[Dataset entries]
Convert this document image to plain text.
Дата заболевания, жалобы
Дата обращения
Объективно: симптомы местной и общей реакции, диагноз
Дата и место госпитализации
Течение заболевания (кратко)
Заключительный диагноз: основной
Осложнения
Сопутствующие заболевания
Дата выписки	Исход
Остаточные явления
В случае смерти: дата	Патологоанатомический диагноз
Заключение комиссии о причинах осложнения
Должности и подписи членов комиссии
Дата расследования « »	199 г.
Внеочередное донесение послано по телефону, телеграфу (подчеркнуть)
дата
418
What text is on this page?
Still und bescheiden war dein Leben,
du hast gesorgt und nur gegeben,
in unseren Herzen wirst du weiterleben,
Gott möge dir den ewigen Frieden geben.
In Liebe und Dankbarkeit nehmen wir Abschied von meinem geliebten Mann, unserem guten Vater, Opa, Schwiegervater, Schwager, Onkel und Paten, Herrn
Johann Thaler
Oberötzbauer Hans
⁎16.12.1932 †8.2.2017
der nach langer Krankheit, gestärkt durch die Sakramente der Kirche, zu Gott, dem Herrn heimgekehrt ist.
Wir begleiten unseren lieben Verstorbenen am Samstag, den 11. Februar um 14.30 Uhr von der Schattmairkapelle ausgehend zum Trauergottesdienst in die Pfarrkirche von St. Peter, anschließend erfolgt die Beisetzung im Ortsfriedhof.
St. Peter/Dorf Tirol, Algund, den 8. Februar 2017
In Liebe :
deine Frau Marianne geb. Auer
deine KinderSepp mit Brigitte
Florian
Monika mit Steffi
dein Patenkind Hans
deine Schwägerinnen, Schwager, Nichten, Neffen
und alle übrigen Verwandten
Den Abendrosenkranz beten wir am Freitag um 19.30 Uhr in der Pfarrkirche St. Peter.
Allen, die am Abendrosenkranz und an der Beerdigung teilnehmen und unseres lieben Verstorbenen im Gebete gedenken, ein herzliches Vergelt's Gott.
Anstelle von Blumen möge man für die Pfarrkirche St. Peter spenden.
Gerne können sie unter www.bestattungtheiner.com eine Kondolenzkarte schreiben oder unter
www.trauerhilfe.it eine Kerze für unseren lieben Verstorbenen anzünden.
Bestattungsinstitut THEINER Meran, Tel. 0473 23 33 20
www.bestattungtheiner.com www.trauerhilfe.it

Aim of the task >> Reproduce all of the material above word for word.

The response >>
Convert this document image to plain text.
Дата заболевания, жалобы
Дата обращения
Объективно: симптомы местной и общей реакции, диагноз
Дата и место госпитализации
Течение заболевания (кратко)
Заключительный диагноз: основной
Осложнения
Сопутствующие заболевания
Дата выписки	Исход
Остаточные явления
В случае смерти: дата	Патологоанатомический диагноз
Заключение комиссии о причинах осложнения
Должности и подписи членов комиссии
Дата расследования « »	199 г.
Внеочередное донесение послано по телефону, телеграфу (подчеркнуть)
дата
418
What text is on this page?
Still und bescheiden war dein Leben,
du hast gesorgt und nur gegeben,
in unseren Herzen wirst du weiterleben,
Gott möge dir den ewigen Frieden geben.
In Liebe und Dankbarkeit nehmen wir Abschied von meinem geliebten Mann, unserem guten Vater, Opa, Schwiegervater, Schwager, Onkel und Paten, Herrn
Johann Thaler
Oberötzbauer Hans
⁎16.12.1932 †8.2.2017
der nach langer Krankheit, gestärkt durch die Sakramente der Kirche, zu Gott, dem Herrn heimgekehrt ist.
Wir begleiten unseren lieben Verstorbenen am Samstag, den 11. Februar um 14.30 Uhr von der Schattmairkapelle ausgehend zum Trauergottesdienst in die Pfarrkirche von St. Peter, anschließend erfolgt die Beisetzung im Ortsfriedhof.
St. Peter/Dorf Tirol, Algund, den 8. Februar 2017
In Liebe :
deine Frau Marianne geb. Auer
deine KinderSepp mit Brigitte
Florian
Monika mit Steffi
dein Patenkind Hans
deine Schwägerinnen, Schwager, Nichten, Neffen
und alle übrigen Verwandten
Den Abendrosenkranz beten wir am Freitag um 19.30 Uhr in der Pfarrkirche St. Peter.
Allen, die am Abendrosenkranz und an der Beerdigung teilnehmen und unseres lieben Verstorbenen im Gebete gedenken, ein herzliches Vergelt's Gott.
Anstelle von Blumen möge man für die Pfarrkirche St. Peter spenden.
Gerne können sie unter www.bestattungtheiner.com eine Kondolenzkarte schreiben oder unter
www.trauerhilfe.it eine Kerze für unseren lieben Verstorbenen anzünden.
Bestattungsinstitut THEINER Meran, Tel. 0473 23 33 20
www.bestattungtheiner.com www.trauerhilfe.it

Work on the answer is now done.